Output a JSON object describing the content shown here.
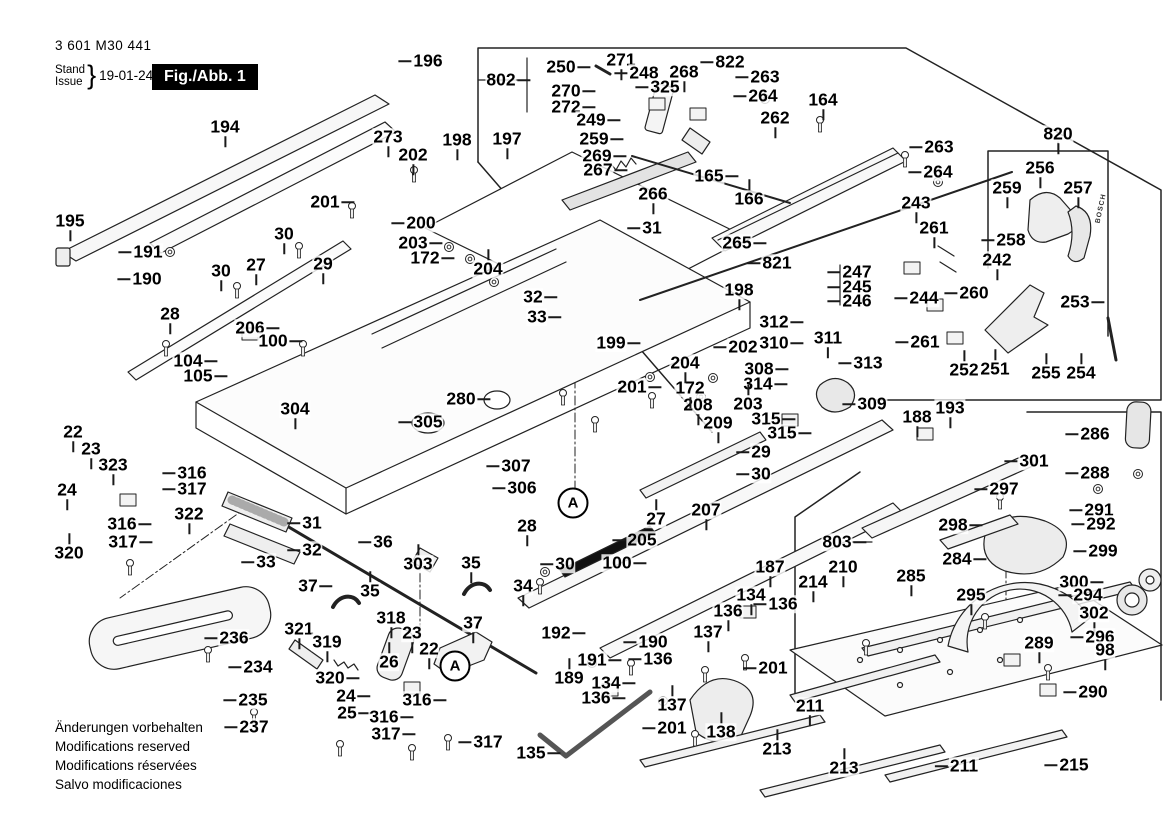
{
  "header": {
    "part_number": "3 601 M30 441",
    "stand_label": "Stand",
    "issue_label": "Issue",
    "brace": "}",
    "date": "19-01-24",
    "figure_label": "Fig./Abb. 1"
  },
  "footer": {
    "lines": [
      "Änderungen vorbehalten",
      "Modifications reserved",
      "Modifications réservées",
      "Salvo modificaciones"
    ]
  },
  "drawing": {
    "brand_text": "BOSCH",
    "line_color": "#222222",
    "detail_markers": [
      {
        "label": "A",
        "x": 573,
        "y": 503
      },
      {
        "label": "A",
        "x": 455,
        "y": 666
      }
    ]
  },
  "part_labels": [
    [
      "194",
      225,
      127,
      "d"
    ],
    [
      "195",
      70,
      221,
      "d"
    ],
    [
      "191",
      148,
      252,
      "l"
    ],
    [
      "190",
      147,
      279,
      "l"
    ],
    [
      "273",
      388,
      137,
      "d"
    ],
    [
      "196",
      428,
      61,
      "l"
    ],
    [
      "202",
      413,
      155,
      "d"
    ],
    [
      "198",
      457,
      140,
      "d"
    ],
    [
      "197",
      507,
      139,
      "d"
    ],
    [
      "201",
      325,
      202,
      "r"
    ],
    [
      "30",
      284,
      234,
      "d"
    ],
    [
      "27",
      256,
      265,
      "d"
    ],
    [
      "29",
      323,
      264,
      "d"
    ],
    [
      "30",
      221,
      271,
      "d"
    ],
    [
      "28",
      170,
      314,
      "d"
    ],
    [
      "206",
      250,
      328,
      "r"
    ],
    [
      "100",
      273,
      341,
      "r"
    ],
    [
      "104",
      188,
      361,
      "r"
    ],
    [
      "105",
      198,
      376,
      "r"
    ],
    [
      "200",
      421,
      223,
      "l"
    ],
    [
      "203",
      413,
      243,
      "r"
    ],
    [
      "172",
      425,
      258,
      "r"
    ],
    [
      "204",
      488,
      269,
      "u"
    ],
    [
      "802",
      501,
      80,
      "r"
    ],
    [
      "250",
      561,
      67,
      "r"
    ],
    [
      "271",
      621,
      60,
      "d"
    ],
    [
      "248",
      644,
      73,
      "l"
    ],
    [
      "268",
      684,
      72,
      "d"
    ],
    [
      "325",
      665,
      87,
      "l"
    ],
    [
      "270",
      566,
      91,
      "r"
    ],
    [
      "272",
      566,
      107,
      "r"
    ],
    [
      "249",
      591,
      120,
      "r"
    ],
    [
      "259",
      594,
      139,
      "r"
    ],
    [
      "269",
      597,
      156,
      "r"
    ],
    [
      "267",
      598,
      170,
      "r"
    ],
    [
      "266",
      653,
      194,
      "d"
    ],
    [
      "31",
      652,
      228,
      "l"
    ],
    [
      "822",
      730,
      62,
      "l"
    ],
    [
      "263",
      765,
      77,
      "l"
    ],
    [
      "264",
      763,
      96,
      "l"
    ],
    [
      "164",
      823,
      100,
      "d"
    ],
    [
      "262",
      775,
      118,
      "d"
    ],
    [
      "165",
      709,
      176,
      "r"
    ],
    [
      "166",
      749,
      199,
      "u"
    ],
    [
      "263",
      939,
      147,
      "l"
    ],
    [
      "264",
      938,
      172,
      "l"
    ],
    [
      "243",
      916,
      203,
      "d"
    ],
    [
      "261",
      934,
      228,
      "d"
    ],
    [
      "820",
      1058,
      134,
      "d"
    ],
    [
      "256",
      1040,
      168,
      "d"
    ],
    [
      "259",
      1007,
      188,
      "d"
    ],
    [
      "257",
      1078,
      188,
      "d"
    ],
    [
      "258",
      1011,
      240,
      "l"
    ],
    [
      "242",
      997,
      260,
      "d"
    ],
    [
      "260",
      974,
      293,
      "l"
    ],
    [
      "244",
      924,
      298,
      "l"
    ],
    [
      "253",
      1075,
      302,
      "r"
    ],
    [
      "261",
      925,
      342,
      "l"
    ],
    [
      "252",
      964,
      370,
      "u"
    ],
    [
      "251",
      995,
      369,
      "u"
    ],
    [
      "255",
      1046,
      373,
      "u"
    ],
    [
      "254",
      1081,
      373,
      "u"
    ],
    [
      "265",
      737,
      243,
      "r"
    ],
    [
      "821",
      777,
      263,
      "l"
    ],
    [
      "198",
      739,
      290,
      "d"
    ],
    [
      "202",
      743,
      347,
      "l"
    ],
    [
      "247",
      857,
      272,
      "l"
    ],
    [
      "245",
      857,
      287,
      "l"
    ],
    [
      "246",
      857,
      301,
      "l"
    ],
    [
      "312",
      774,
      322,
      "r"
    ],
    [
      "310",
      774,
      343,
      "r"
    ],
    [
      "311",
      828,
      338,
      "d"
    ],
    [
      "308",
      759,
      369,
      "r"
    ],
    [
      "314",
      758,
      384,
      "r"
    ],
    [
      "313",
      868,
      363,
      "l"
    ],
    [
      "203",
      748,
      404,
      "u"
    ],
    [
      "309",
      872,
      404,
      "l"
    ],
    [
      "315",
      766,
      419,
      "r"
    ],
    [
      "315",
      782,
      433,
      "r"
    ],
    [
      "209",
      718,
      423,
      "d"
    ],
    [
      "208",
      698,
      405,
      "d"
    ],
    [
      "172",
      690,
      388,
      "d"
    ],
    [
      "204",
      685,
      363,
      "d"
    ],
    [
      "201",
      632,
      387,
      "r"
    ],
    [
      "199",
      611,
      343,
      "r"
    ],
    [
      "32",
      533,
      297,
      "r"
    ],
    [
      "33",
      537,
      317,
      "r"
    ],
    [
      "280",
      461,
      399,
      "r"
    ],
    [
      "304",
      295,
      409,
      "d"
    ],
    [
      "305",
      428,
      422,
      "l"
    ],
    [
      "307",
      516,
      466,
      "l"
    ],
    [
      "306",
      522,
      488,
      "l"
    ],
    [
      "22",
      73,
      432,
      "d"
    ],
    [
      "23",
      91,
      449,
      "d"
    ],
    [
      "323",
      113,
      465,
      "d"
    ],
    [
      "24",
      67,
      490,
      "d"
    ],
    [
      "316",
      192,
      473,
      "l"
    ],
    [
      "317",
      192,
      489,
      "l"
    ],
    [
      "322",
      189,
      514,
      "d"
    ],
    [
      "316",
      122,
      524,
      "r"
    ],
    [
      "317",
      123,
      542,
      "r"
    ],
    [
      "320",
      69,
      553,
      "u"
    ],
    [
      "31",
      312,
      523,
      "l"
    ],
    [
      "32",
      312,
      550,
      "l"
    ],
    [
      "33",
      266,
      562,
      "l"
    ],
    [
      "36",
      383,
      542,
      "l"
    ],
    [
      "35",
      370,
      591,
      "u"
    ],
    [
      "303",
      418,
      564,
      "u"
    ],
    [
      "37",
      308,
      586,
      "r"
    ],
    [
      "35",
      471,
      563,
      "d"
    ],
    [
      "34",
      523,
      586,
      "d"
    ],
    [
      "28",
      527,
      526,
      "d"
    ],
    [
      "27",
      656,
      519,
      "u"
    ],
    [
      "205",
      642,
      540,
      "l"
    ],
    [
      "30",
      565,
      564,
      "l"
    ],
    [
      "100",
      617,
      563,
      "r"
    ],
    [
      "207",
      706,
      510,
      "d"
    ],
    [
      "29",
      761,
      452,
      "l"
    ],
    [
      "30",
      761,
      474,
      "l"
    ],
    [
      "187",
      770,
      567,
      "d"
    ],
    [
      "803",
      837,
      542,
      "r"
    ],
    [
      "210",
      843,
      567,
      "d"
    ],
    [
      "214",
      813,
      582,
      "d"
    ],
    [
      "188",
      917,
      417,
      "d"
    ],
    [
      "193",
      950,
      408,
      "d"
    ],
    [
      "301",
      1034,
      461,
      "l"
    ],
    [
      "286",
      1095,
      434,
      "l"
    ],
    [
      "288",
      1095,
      473,
      "l"
    ],
    [
      "297",
      1004,
      489,
      "l"
    ],
    [
      "298",
      953,
      525,
      "r"
    ],
    [
      "291",
      1099,
      510,
      "l"
    ],
    [
      "292",
      1101,
      524,
      "l"
    ],
    [
      "284",
      957,
      559,
      "r"
    ],
    [
      "299",
      1103,
      551,
      "l"
    ],
    [
      "300",
      1074,
      582,
      "r"
    ],
    [
      "294",
      1088,
      595,
      "l"
    ],
    [
      "285",
      911,
      576,
      "d"
    ],
    [
      "295",
      971,
      595,
      "d"
    ],
    [
      "302",
      1094,
      613,
      "d"
    ],
    [
      "289",
      1039,
      643,
      "d"
    ],
    [
      "296",
      1100,
      637,
      "l"
    ],
    [
      "98",
      1105,
      650,
      "d"
    ],
    [
      "290",
      1093,
      692,
      "l"
    ],
    [
      "211",
      964,
      766,
      "l"
    ],
    [
      "215",
      1074,
      765,
      "l"
    ],
    [
      "211",
      810,
      706,
      "d"
    ],
    [
      "213",
      777,
      749,
      "u"
    ],
    [
      "213",
      844,
      768,
      "u"
    ],
    [
      "192",
      556,
      633,
      "r"
    ],
    [
      "190",
      653,
      642,
      "l"
    ],
    [
      "191",
      592,
      660,
      "r"
    ],
    [
      "189",
      569,
      678,
      "u"
    ],
    [
      "134",
      606,
      683,
      "r"
    ],
    [
      "136",
      596,
      698,
      "r"
    ],
    [
      "136",
      658,
      659,
      "l"
    ],
    [
      "137",
      672,
      705,
      "u"
    ],
    [
      "201",
      672,
      728,
      "l"
    ],
    [
      "138",
      721,
      732,
      "u"
    ],
    [
      "135",
      531,
      753,
      "r"
    ],
    [
      "134",
      751,
      595,
      "d"
    ],
    [
      "136",
      728,
      611,
      "d"
    ],
    [
      "136",
      783,
      604,
      "l"
    ],
    [
      "137",
      708,
      632,
      "d"
    ],
    [
      "201",
      773,
      668,
      "l"
    ],
    [
      "236",
      234,
      638,
      "l"
    ],
    [
      "234",
      258,
      667,
      "l"
    ],
    [
      "235",
      253,
      700,
      "l"
    ],
    [
      "237",
      254,
      727,
      "l"
    ],
    [
      "321",
      299,
      629,
      "d"
    ],
    [
      "319",
      327,
      642,
      "d"
    ],
    [
      "318",
      391,
      618,
      "d"
    ],
    [
      "23",
      412,
      633,
      "d"
    ],
    [
      "22",
      429,
      649,
      "d"
    ],
    [
      "26",
      389,
      662,
      "u"
    ],
    [
      "320",
      330,
      678,
      "r"
    ],
    [
      "24",
      346,
      696,
      "r"
    ],
    [
      "25",
      347,
      713,
      "r"
    ],
    [
      "316",
      417,
      700,
      "r"
    ],
    [
      "316",
      384,
      717,
      "r"
    ],
    [
      "317",
      386,
      734,
      "r"
    ],
    [
      "317",
      488,
      742,
      "l"
    ],
    [
      "37",
      473,
      623,
      "d"
    ]
  ]
}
■ ■ ■ ■ ■
▶ **EXERCISE AIM**
Pick out the lines above containing the word "Modifications", then copy them.

▶ **SOLUTION FOR THIS PROBLEM**
      "Modifications reserved",
      "Modifications réservées",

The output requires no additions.